Dataset entries:
----------

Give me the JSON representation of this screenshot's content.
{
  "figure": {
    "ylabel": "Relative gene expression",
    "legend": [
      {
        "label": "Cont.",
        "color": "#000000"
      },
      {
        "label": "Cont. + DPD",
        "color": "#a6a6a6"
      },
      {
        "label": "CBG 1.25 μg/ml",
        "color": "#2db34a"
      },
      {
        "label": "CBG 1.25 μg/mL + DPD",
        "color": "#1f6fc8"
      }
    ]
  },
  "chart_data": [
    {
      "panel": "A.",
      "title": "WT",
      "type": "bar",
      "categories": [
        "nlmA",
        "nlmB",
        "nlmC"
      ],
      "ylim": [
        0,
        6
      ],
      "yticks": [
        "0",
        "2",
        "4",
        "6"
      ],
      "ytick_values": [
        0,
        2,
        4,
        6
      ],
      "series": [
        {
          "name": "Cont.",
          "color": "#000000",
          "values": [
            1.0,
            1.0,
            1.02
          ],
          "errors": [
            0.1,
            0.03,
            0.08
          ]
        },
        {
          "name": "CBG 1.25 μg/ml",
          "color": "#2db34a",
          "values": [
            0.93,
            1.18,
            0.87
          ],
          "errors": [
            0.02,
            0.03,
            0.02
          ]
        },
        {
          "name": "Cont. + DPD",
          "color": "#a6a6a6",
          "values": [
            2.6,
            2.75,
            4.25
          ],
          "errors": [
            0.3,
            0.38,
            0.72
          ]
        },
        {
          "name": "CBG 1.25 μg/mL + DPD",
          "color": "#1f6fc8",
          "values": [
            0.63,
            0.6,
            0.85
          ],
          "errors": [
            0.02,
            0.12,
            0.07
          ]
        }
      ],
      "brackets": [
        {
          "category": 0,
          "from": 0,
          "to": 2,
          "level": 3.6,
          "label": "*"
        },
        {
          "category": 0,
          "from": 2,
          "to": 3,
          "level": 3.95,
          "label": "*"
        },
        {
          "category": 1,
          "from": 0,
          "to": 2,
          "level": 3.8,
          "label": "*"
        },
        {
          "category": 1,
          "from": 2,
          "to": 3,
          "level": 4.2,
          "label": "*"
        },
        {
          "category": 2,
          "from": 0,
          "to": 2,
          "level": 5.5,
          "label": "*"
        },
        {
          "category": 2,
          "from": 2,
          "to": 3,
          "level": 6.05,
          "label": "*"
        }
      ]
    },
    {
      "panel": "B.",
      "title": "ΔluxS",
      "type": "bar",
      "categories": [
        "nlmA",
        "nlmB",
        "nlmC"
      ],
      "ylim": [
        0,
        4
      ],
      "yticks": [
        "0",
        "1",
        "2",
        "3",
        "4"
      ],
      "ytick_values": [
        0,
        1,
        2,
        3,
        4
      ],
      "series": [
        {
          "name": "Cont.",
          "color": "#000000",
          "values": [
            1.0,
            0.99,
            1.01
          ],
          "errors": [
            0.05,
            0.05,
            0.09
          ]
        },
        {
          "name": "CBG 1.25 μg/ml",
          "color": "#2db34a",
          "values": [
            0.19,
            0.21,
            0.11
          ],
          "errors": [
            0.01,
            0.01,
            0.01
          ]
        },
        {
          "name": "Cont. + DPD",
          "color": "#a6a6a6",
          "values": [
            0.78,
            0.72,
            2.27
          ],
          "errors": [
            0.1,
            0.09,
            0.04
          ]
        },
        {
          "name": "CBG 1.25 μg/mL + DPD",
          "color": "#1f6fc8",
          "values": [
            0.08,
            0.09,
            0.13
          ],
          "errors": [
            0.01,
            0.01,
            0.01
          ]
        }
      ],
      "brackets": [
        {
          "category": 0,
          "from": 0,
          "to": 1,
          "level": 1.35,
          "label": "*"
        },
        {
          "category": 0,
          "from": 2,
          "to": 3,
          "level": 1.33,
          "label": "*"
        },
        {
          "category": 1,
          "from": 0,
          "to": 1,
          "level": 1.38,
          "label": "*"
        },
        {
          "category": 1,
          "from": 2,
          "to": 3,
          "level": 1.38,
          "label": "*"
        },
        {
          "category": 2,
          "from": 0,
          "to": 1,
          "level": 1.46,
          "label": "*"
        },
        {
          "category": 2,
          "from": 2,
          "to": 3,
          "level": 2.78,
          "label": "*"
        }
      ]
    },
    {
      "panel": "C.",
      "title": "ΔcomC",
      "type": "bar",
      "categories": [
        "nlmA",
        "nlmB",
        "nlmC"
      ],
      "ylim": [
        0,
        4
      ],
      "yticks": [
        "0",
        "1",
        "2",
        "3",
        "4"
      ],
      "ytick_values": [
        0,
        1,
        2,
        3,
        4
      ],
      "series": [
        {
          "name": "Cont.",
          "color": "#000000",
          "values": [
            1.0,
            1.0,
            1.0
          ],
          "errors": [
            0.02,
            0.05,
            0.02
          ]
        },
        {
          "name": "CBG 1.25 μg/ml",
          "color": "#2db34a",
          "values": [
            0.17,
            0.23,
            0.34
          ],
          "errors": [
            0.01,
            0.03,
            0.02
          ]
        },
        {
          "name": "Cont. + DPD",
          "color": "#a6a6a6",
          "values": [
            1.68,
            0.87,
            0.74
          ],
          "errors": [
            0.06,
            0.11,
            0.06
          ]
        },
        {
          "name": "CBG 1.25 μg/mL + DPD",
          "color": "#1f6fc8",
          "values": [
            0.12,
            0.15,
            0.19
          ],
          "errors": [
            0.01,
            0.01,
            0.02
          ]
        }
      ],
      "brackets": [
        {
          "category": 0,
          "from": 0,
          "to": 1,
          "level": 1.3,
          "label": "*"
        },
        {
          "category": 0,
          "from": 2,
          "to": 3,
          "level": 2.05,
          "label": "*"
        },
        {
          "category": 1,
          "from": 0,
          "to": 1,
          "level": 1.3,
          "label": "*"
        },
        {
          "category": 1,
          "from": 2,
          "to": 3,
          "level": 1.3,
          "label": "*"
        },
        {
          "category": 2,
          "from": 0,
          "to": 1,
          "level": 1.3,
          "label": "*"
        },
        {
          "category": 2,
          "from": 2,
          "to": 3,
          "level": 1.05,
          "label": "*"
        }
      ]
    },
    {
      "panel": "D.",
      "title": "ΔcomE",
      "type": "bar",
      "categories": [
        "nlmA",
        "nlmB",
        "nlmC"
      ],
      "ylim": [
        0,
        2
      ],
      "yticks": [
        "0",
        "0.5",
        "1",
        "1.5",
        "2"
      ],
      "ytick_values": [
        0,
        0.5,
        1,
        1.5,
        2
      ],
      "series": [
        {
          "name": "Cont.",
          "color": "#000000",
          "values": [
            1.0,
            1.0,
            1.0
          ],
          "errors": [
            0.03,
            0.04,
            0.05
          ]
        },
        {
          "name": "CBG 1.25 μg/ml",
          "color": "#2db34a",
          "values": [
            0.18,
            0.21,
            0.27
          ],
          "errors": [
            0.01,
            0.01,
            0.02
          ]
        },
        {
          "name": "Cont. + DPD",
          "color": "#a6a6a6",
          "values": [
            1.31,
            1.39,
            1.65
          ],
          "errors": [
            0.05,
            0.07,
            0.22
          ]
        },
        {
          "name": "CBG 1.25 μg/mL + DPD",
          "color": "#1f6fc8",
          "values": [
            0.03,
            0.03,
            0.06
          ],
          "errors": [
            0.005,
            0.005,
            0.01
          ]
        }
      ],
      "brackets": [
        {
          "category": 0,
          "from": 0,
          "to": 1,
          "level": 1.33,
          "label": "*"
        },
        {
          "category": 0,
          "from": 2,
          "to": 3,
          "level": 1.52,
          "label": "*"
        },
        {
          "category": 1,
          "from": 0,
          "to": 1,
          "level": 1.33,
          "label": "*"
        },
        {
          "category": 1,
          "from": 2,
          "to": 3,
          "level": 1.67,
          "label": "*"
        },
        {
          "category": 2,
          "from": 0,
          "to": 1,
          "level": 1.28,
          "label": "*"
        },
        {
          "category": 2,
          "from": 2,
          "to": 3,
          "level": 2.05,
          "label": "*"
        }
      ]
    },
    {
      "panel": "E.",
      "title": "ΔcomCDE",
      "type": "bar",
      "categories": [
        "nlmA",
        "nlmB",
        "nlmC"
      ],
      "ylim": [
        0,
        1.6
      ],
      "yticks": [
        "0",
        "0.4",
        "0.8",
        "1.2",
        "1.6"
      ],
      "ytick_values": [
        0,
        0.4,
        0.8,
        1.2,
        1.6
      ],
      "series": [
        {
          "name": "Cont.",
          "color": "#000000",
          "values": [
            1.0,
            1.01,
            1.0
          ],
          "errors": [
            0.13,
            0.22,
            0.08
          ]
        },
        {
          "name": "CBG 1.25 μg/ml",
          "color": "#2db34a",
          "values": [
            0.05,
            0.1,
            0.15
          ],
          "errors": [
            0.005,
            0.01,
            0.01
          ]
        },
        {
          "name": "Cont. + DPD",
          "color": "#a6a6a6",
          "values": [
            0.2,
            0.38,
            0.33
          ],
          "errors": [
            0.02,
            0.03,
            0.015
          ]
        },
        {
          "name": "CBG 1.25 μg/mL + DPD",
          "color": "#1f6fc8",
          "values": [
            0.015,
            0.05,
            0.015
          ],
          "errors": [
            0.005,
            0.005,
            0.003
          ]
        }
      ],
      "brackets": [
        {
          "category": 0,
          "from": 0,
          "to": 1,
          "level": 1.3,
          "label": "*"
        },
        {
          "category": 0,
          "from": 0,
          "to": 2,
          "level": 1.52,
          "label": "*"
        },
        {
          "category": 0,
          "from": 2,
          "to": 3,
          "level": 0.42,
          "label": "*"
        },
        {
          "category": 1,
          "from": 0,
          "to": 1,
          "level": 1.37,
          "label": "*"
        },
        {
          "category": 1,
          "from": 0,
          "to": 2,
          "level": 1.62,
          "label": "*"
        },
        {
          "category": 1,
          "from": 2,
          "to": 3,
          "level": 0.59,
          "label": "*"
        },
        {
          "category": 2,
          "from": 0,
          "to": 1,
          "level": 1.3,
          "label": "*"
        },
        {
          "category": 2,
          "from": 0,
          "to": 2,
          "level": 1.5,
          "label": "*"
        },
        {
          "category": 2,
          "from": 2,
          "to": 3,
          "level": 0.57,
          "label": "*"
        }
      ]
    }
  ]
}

----------

Copy all the lines above that hold the string "title".

• The answer:
      "title": "WT",
      "title": "ΔluxS",
      "title": "ΔcomC",
      "title": "ΔcomE",
      "title": "ΔcomCDE",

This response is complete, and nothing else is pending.